------ Предоставленный фрагмент
Теперь два слова о другом. Что Вы в Царском[378], я очень рад за Ваше здоровье. К тому же я нахожу, что именно зимой в Царском поэзии гораздо больше. Там есть все прелести русской провинции и есть близость невской клоаки[379] для дел. Будь мои доходы хоть сколько-нибудь повыше, то я бы, очень может быть, по зимам был бы соседом Вашим, и мы проводили бы прекрасные вечера в спорах и соглашениях (я бы Вронского хвалил, а Вы бы бранили его, Вы бы Шатова[380] хвалили, а я бы ненавидел его, а все-таки было бы хорошо). В Петербурге же я долго жить просто не умею!

Очень рад, что «Наваждение»[381] будет напечатано у нас, у Кайя Калигулы нашего[382], который все-таки лучше всех, хотя иногда и строго обращается со мною… (…)
------------
→ Задание a:
Где, согласно фрагменту, зимой гораздо больше поэзии?
------ Предоставленные строки
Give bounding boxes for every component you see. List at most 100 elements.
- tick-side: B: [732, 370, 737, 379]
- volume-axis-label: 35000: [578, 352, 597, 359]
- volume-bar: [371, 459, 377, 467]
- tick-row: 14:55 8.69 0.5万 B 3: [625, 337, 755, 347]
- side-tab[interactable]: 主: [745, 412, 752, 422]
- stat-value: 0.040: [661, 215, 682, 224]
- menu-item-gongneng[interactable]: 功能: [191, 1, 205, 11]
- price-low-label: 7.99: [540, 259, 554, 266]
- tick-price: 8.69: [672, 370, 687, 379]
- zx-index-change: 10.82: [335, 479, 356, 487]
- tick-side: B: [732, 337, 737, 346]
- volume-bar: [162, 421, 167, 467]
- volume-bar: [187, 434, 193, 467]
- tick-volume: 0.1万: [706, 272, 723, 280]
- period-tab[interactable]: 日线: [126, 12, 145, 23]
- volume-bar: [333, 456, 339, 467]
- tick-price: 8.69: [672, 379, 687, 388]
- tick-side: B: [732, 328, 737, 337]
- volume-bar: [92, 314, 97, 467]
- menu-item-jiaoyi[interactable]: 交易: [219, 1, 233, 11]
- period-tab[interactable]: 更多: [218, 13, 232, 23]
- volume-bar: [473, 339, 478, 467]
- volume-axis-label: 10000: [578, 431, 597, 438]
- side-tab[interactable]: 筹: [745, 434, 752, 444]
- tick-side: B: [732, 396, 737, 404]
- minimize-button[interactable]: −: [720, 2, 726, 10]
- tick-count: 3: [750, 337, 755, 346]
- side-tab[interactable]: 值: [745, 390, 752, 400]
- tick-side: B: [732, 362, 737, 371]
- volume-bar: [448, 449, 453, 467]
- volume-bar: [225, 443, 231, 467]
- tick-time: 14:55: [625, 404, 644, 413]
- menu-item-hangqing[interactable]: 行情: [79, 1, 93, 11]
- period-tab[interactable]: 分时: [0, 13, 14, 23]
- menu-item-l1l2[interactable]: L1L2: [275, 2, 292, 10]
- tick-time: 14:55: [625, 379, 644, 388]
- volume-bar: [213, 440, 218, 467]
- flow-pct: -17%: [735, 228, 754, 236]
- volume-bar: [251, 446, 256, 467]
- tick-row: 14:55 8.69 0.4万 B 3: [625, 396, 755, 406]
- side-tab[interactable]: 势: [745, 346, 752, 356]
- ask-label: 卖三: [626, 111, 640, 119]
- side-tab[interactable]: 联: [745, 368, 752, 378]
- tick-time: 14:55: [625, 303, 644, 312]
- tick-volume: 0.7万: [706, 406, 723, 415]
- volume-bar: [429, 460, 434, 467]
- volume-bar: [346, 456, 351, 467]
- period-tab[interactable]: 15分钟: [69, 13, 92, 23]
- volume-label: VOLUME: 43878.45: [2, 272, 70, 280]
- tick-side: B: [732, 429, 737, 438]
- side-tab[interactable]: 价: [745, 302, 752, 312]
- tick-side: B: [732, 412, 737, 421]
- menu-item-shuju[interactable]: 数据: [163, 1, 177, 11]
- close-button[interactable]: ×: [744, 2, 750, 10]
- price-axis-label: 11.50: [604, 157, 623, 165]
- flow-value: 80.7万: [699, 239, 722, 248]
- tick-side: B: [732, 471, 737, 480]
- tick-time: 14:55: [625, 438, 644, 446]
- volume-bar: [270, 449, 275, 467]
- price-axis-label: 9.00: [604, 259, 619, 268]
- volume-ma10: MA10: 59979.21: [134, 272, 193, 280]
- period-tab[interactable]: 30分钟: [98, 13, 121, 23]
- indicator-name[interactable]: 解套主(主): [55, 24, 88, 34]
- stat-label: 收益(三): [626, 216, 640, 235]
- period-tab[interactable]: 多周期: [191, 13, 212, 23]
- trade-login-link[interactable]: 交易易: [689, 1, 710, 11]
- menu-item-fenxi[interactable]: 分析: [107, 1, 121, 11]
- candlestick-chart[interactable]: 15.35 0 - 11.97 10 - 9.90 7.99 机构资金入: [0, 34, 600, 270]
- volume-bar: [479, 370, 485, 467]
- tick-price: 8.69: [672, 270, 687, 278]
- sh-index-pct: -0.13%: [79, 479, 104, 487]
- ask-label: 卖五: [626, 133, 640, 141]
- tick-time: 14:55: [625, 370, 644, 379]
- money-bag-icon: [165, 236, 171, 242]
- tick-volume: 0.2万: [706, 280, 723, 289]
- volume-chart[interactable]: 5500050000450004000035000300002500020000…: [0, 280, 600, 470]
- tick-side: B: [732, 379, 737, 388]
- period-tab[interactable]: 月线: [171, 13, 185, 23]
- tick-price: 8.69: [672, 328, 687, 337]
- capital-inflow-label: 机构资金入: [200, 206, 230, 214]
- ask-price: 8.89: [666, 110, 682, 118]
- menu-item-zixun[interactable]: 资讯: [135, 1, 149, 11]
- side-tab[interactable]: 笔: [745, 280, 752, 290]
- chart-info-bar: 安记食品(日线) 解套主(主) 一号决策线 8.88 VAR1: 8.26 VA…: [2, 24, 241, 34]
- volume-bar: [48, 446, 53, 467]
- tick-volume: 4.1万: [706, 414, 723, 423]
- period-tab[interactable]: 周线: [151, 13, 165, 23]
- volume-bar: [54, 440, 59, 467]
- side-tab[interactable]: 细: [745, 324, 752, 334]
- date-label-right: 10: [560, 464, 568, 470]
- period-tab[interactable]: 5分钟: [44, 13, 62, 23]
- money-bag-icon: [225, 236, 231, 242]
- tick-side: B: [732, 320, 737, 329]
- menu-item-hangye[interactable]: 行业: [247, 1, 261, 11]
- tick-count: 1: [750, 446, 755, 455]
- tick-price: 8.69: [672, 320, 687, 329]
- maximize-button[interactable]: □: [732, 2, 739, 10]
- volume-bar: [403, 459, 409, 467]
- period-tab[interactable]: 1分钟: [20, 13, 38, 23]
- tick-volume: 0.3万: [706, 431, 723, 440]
------------
→ Задание b:
Перепишите без изменений строки, приведённые выше: от самой первой из них до строки с «- tick-side: B: [732, 396, 737, 404]», включая обе границы.

→ Решение задания a:
В Царском.

→ Решение задания b:
Give bounding boxes for every component you see. List at most 100 elements.
- tick-side: B: [732, 370, 737, 379]
- volume-axis-label: 35000: [578, 352, 597, 359]
- volume-bar: [371, 459, 377, 467]
- tick-row: 14:55 8.69 0.5万 B 3: [625, 337, 755, 347]
- side-tab[interactable]: 主: [745, 412, 752, 422]
- stat-value: 0.040: [661, 215, 682, 224]
- menu-item-gongneng[interactable]: 功能: [191, 1, 205, 11]
- price-low-label: 7.99: [540, 259, 554, 266]
- tick-price: 8.69: [672, 370, 687, 379]
- zx-index-change: 10.82: [335, 479, 356, 487]
- tick-side: B: [732, 337, 737, 346]
- volume-bar: [162, 421, 167, 467]
- volume-bar: [187, 434, 193, 467]
- tick-volume: 0.1万: [706, 272, 723, 280]
- period-tab[interactable]: 日线: [126, 12, 145, 23]
- volume-bar: [333, 456, 339, 467]
- tick-price: 8.69: [672, 379, 687, 388]
- tick-side: B: [732, 328, 737, 337]
- volume-bar: [92, 314, 97, 467]
- menu-item-jiaoyi[interactable]: 交易: [219, 1, 233, 11]
- period-tab[interactable]: 更多: [218, 13, 232, 23]
- volume-bar: [473, 339, 478, 467]
- volume-axis-label: 10000: [578, 431, 597, 438]
- side-tab[interactable]: 筹: [745, 434, 752, 444]
- tick-side: B: [732, 396, 737, 404]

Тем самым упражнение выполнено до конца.